*PROMPT*
Take the listing and print it in full, exactly as given.

— START OF PROVIDED RECORDS —

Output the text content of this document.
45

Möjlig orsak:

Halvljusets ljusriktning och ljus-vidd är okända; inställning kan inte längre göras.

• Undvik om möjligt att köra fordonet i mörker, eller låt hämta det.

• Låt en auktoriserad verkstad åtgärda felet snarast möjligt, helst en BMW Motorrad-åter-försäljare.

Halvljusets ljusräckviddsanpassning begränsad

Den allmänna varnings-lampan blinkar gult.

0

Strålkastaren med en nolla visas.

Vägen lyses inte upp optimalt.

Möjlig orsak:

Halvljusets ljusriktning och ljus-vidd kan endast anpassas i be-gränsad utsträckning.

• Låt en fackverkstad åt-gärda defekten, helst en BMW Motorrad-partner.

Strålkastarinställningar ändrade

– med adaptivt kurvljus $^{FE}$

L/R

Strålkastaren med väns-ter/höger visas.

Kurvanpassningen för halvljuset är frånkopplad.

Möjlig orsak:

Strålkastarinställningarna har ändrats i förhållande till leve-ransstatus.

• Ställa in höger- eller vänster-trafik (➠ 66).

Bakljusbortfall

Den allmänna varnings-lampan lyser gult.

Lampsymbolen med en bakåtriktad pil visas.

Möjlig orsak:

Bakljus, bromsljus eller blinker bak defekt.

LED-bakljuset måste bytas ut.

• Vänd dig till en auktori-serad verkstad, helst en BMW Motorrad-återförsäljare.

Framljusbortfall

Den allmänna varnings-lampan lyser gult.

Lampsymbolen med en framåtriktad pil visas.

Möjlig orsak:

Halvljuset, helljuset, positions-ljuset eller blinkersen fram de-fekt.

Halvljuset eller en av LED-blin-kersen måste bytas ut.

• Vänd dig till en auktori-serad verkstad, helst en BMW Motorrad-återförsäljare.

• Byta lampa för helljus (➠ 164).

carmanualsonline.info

— END OF PROVIDED RECORDS —

*OUTPUT FOR THIS TASK*
Output the text content of this document.
45

Möjlig orsak:

Halvljusets ljusriktning och ljus-vidd är okända; inställning kan inte längre göras.

• Undvik om möjligt att köra fordonet i mörker, eller låt hämta det.

• Låt en auktoriserad verkstad åtgärda felet snarast möjligt, helst en BMW Motorrad-åter-försäljare.

Halvljusets ljusräckviddsanpassning begränsad

Den allmänna varnings-lampan blinkar gult.

0

Strålkastaren med en nolla visas.

Vägen lyses inte upp optimalt.

Möjlig orsak:

Halvljusets ljusriktning och ljus-vidd kan endast anpassas i be-gränsad utsträckning.

• Låt en fackverkstad åt-gärda defekten, helst en BMW Motorrad-partner.

Strålkastarinställningar ändrade

– med adaptivt kurvljus $^{FE}$

L/R

Strålkastaren med väns-ter/höger visas.

Kurvanpassningen för halvljuset är frånkopplad.

Möjlig orsak:

Strålkastarinställningarna har ändrats i förhållande till leve-ransstatus.

• Ställa in höger- eller vänster-trafik (➠ 66).

Bakljusbortfall

Den allmänna varnings-lampan lyser gult.

Lampsymbolen med en bakåtriktad pil visas.

Möjlig orsak:

Bakljus, bromsljus eller blinker bak defekt.

LED-bakljuset måste bytas ut.

• Vänd dig till en auktori-serad verkstad, helst en BMW Motorrad-återförsäljare.

Framljusbortfall

Den allmänna varnings-lampan lyser gult.

Lampsymbolen med en framåtriktad pil visas.

Möjlig orsak:

Halvljuset, helljuset, positions-ljuset eller blinkersen fram de-fekt.

Halvljuset eller en av LED-blin-kersen måste bytas ut.

• Vänd dig till en auktori-serad verkstad, helst en BMW Motorrad-återförsäljare.

• Byta lampa för helljus (➠ 164).

carmanualsonline.info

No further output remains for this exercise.